╔══

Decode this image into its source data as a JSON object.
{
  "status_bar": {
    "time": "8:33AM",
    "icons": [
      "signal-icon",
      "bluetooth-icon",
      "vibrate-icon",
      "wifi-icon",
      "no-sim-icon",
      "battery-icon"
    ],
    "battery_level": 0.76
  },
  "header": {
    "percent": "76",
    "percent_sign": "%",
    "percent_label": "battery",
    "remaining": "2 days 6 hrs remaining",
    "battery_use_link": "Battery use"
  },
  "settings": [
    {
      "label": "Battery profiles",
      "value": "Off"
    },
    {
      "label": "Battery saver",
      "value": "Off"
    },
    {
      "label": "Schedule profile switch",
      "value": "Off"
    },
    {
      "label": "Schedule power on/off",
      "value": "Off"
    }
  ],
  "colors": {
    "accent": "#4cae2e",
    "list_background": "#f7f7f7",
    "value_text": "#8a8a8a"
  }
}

╚══

*EXERCISE REQUIREMENTS*
Look through the material above. Copy each line where the word "Schedule" appears.

*WRITTEN REPLY*
      "label": "Schedule profile switch",
      "label": "Schedule power on/off",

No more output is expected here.